Input for this task:
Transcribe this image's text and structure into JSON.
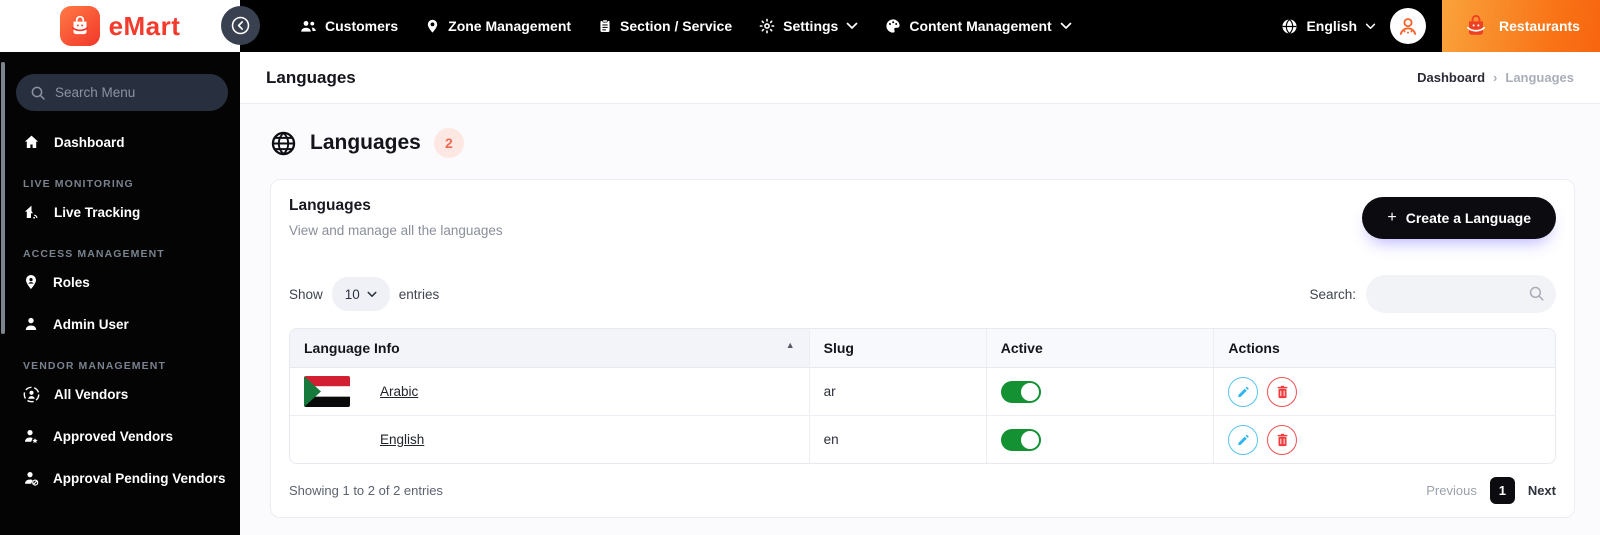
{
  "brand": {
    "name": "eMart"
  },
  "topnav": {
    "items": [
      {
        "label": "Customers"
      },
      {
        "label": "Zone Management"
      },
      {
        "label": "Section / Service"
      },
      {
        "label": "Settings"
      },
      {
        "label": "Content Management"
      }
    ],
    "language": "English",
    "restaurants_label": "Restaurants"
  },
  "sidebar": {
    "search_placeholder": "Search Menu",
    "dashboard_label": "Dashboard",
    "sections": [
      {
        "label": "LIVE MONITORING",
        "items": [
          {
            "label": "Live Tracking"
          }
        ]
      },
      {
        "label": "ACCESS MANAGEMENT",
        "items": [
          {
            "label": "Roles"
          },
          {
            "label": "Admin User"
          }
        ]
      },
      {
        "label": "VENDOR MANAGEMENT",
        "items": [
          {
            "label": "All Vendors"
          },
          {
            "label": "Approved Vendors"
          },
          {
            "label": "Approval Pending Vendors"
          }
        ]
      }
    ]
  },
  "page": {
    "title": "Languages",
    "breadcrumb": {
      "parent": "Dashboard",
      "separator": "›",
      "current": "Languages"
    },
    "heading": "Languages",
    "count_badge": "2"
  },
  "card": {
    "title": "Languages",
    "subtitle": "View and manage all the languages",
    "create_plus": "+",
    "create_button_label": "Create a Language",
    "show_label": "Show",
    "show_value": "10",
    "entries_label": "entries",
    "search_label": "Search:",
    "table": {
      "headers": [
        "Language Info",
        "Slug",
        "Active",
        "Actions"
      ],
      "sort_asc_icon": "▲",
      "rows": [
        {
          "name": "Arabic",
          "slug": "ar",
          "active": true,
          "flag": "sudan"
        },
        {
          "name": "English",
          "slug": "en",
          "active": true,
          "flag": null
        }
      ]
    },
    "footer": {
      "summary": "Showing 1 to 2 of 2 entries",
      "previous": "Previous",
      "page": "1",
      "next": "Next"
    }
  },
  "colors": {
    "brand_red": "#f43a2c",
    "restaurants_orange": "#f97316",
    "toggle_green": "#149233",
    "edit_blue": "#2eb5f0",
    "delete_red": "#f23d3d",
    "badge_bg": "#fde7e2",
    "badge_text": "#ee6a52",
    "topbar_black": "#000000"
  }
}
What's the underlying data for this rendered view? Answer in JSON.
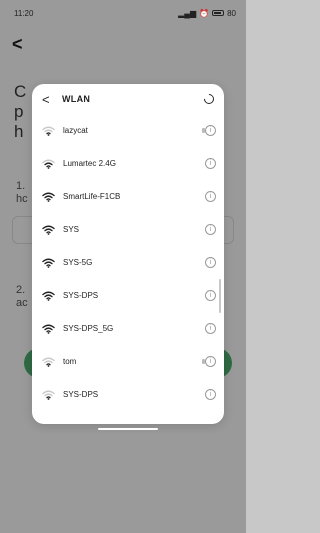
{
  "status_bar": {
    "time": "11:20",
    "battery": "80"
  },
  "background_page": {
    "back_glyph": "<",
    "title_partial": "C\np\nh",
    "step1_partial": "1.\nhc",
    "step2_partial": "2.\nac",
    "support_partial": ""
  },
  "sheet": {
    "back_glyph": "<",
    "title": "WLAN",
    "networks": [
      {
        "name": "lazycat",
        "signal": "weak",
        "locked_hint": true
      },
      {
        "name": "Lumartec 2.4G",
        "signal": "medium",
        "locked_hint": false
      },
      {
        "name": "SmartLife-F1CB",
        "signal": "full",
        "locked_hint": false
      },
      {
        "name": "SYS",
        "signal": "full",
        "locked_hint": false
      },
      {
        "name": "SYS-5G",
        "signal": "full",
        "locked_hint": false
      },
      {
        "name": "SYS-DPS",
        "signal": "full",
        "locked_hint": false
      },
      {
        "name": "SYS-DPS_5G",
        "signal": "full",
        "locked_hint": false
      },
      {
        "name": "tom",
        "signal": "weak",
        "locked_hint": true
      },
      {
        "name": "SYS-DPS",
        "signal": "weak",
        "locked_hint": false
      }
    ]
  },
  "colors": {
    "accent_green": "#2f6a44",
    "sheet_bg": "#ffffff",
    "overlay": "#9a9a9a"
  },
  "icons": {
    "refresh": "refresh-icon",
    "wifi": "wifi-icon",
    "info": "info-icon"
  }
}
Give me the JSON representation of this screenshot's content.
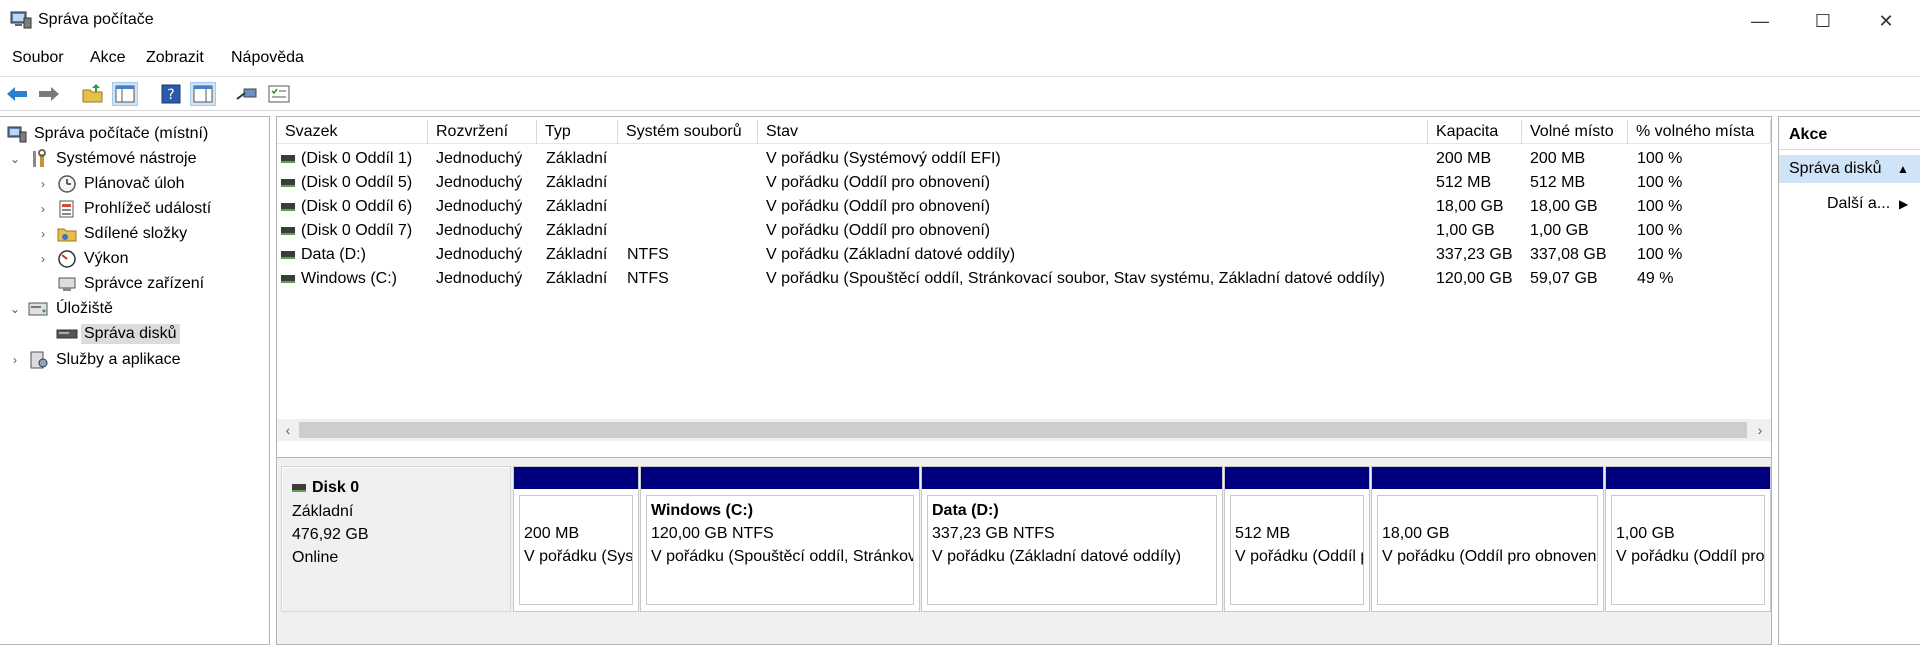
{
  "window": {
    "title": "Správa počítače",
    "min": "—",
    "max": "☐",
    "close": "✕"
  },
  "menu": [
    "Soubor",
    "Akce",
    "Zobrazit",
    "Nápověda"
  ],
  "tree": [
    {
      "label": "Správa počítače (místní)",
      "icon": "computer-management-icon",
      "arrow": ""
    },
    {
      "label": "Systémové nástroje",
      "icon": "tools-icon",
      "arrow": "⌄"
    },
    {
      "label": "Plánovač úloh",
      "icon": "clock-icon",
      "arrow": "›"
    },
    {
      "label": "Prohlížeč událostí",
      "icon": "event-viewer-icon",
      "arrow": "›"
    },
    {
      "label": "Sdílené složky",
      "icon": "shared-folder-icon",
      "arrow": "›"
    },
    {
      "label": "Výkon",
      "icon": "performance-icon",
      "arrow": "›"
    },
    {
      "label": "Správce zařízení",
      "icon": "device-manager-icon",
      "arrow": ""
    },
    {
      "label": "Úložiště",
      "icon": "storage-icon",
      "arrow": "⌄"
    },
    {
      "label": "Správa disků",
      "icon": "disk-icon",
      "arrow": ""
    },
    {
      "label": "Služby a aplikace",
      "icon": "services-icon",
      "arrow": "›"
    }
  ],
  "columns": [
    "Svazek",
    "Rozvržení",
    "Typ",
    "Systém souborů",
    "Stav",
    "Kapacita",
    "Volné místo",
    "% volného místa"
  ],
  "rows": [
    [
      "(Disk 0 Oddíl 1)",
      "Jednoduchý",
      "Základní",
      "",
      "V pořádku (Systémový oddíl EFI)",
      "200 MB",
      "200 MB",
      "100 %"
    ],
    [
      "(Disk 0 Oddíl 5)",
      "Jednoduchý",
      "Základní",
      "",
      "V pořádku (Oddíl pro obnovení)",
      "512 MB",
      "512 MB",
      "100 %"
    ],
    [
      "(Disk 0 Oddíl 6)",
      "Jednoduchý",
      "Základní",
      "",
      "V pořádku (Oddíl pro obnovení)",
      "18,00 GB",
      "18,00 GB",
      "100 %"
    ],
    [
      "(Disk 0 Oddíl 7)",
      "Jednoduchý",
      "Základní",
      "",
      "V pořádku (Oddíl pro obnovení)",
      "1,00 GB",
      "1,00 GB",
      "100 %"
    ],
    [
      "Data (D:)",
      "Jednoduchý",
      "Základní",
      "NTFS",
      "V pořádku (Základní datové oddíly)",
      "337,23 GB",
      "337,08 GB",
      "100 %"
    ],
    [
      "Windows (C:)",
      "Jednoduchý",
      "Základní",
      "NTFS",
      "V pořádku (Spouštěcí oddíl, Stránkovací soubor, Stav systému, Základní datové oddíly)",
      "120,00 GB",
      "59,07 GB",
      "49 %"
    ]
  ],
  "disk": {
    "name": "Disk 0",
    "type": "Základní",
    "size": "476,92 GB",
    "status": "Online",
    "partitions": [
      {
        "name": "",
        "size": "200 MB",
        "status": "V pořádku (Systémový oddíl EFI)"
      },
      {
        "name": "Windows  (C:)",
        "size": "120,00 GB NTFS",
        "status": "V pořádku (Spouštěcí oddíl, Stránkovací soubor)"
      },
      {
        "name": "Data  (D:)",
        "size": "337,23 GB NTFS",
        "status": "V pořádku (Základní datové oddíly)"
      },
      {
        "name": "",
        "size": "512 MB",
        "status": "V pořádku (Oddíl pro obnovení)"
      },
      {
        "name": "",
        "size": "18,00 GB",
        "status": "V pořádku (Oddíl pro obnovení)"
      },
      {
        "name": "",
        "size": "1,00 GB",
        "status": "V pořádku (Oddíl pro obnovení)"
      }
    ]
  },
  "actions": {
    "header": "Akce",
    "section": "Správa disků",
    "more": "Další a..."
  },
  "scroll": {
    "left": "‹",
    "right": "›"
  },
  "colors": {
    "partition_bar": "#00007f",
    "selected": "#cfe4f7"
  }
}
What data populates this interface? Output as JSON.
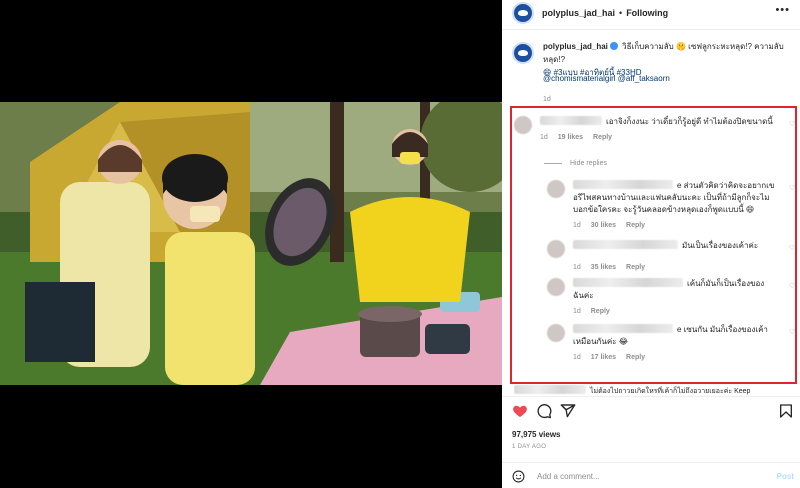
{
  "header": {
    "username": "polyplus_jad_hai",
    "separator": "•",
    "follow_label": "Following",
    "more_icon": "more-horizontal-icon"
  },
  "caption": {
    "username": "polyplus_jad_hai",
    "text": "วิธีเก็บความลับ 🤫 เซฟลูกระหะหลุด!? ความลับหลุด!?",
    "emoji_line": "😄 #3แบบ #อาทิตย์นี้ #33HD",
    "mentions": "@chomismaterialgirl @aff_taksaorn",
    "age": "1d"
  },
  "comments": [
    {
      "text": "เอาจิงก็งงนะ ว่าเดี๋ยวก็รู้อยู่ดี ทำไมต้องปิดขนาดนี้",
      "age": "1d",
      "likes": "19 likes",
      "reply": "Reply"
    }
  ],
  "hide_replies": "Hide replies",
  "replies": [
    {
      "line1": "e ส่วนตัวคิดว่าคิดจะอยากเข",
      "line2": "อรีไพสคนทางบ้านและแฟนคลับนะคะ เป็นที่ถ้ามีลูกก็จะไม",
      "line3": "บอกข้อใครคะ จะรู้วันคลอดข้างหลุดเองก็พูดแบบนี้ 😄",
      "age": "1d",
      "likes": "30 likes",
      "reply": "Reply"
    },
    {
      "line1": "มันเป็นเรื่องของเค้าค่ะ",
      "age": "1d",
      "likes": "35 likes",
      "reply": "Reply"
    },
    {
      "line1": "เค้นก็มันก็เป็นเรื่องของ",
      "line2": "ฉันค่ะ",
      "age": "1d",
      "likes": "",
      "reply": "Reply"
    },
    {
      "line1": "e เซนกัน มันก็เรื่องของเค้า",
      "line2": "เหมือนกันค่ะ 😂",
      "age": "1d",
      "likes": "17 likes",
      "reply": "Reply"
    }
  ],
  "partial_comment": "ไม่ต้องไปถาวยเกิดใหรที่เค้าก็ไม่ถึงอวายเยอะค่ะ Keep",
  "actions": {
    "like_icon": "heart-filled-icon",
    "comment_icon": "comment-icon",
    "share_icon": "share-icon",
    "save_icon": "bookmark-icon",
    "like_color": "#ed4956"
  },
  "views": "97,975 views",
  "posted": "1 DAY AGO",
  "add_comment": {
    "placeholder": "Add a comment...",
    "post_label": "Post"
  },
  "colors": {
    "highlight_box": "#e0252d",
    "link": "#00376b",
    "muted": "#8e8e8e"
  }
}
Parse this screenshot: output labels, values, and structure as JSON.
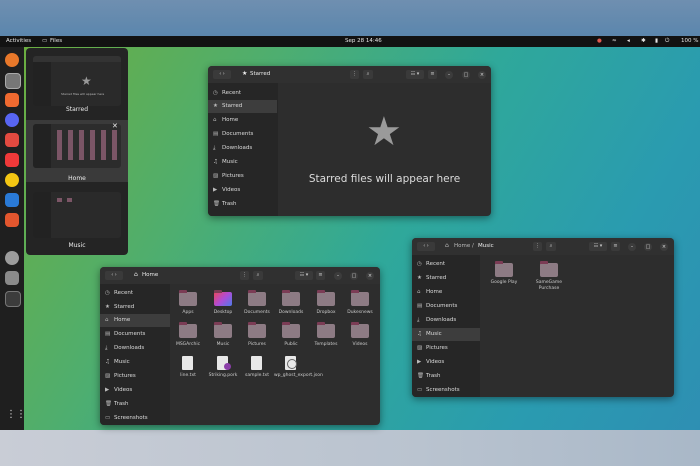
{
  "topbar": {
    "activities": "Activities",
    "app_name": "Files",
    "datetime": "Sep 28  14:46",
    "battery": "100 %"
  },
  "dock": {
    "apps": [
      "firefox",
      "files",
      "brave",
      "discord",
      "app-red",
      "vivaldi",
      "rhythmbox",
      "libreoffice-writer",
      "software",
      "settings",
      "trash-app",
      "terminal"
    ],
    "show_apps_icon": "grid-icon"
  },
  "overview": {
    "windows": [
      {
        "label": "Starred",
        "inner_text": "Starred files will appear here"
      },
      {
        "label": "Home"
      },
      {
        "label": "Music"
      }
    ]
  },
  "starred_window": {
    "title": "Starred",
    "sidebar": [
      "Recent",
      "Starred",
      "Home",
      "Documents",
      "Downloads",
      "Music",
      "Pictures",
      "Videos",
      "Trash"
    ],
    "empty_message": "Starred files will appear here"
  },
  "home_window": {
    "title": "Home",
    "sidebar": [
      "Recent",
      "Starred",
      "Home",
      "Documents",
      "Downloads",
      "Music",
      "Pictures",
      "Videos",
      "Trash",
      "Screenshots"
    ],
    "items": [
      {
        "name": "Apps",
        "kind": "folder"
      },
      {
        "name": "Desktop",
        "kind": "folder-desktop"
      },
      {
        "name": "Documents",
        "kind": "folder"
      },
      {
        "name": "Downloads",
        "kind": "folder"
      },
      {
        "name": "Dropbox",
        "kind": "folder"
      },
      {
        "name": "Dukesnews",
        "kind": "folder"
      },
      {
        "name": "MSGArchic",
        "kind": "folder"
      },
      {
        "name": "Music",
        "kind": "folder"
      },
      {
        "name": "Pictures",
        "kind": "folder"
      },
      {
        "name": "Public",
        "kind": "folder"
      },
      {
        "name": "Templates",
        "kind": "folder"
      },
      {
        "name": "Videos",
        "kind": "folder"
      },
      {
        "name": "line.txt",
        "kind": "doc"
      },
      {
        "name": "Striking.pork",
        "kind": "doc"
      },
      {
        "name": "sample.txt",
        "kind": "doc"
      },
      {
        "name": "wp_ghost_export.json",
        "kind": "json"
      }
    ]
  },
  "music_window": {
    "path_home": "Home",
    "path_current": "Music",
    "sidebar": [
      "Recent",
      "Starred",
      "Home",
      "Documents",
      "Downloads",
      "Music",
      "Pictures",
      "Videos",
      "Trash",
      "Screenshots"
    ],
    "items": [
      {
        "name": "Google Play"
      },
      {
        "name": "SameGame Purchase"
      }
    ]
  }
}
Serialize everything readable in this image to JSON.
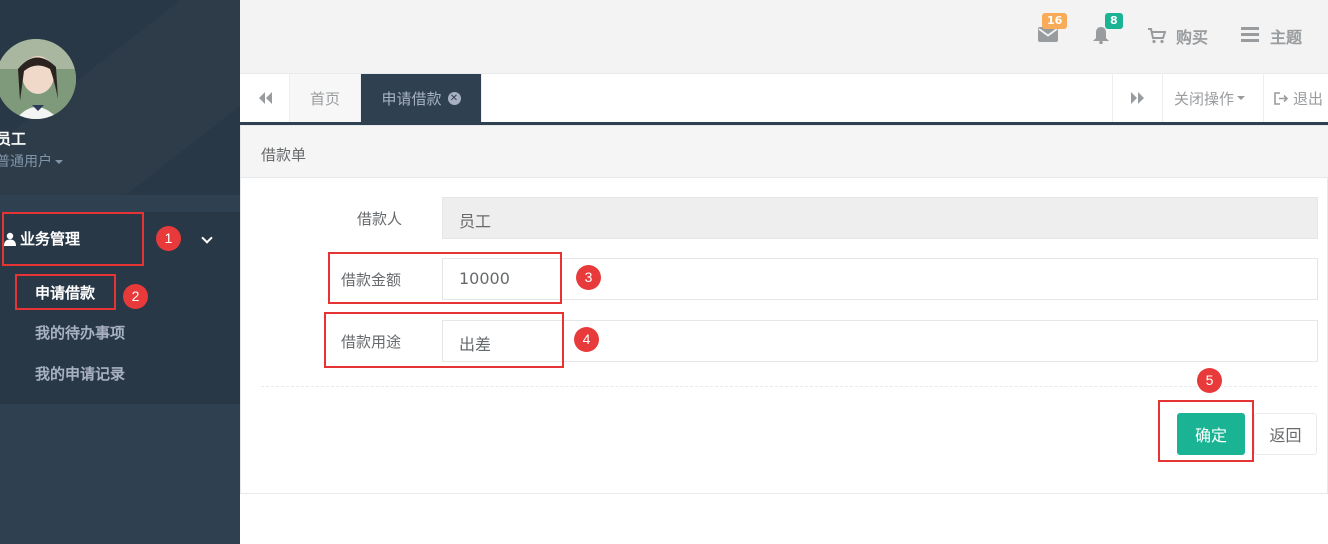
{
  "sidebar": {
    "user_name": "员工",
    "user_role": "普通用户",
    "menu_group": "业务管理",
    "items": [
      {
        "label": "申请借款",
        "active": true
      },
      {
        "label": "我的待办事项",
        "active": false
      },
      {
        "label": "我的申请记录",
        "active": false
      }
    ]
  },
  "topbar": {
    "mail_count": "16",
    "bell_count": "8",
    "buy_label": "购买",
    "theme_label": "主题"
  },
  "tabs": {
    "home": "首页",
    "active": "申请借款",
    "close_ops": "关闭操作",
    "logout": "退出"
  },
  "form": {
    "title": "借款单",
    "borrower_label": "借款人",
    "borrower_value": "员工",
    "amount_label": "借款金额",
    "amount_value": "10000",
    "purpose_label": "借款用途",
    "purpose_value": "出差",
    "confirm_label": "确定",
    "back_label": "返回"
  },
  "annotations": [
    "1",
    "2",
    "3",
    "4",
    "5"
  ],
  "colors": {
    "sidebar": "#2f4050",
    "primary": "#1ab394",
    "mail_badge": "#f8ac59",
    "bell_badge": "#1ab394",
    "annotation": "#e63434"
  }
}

Request: Locate the lines above that hold the word "entries". Show every one of them.

Written response:
    "entries_label": "entries",
      "summary": "Showing 1 to 2 of 2 entries",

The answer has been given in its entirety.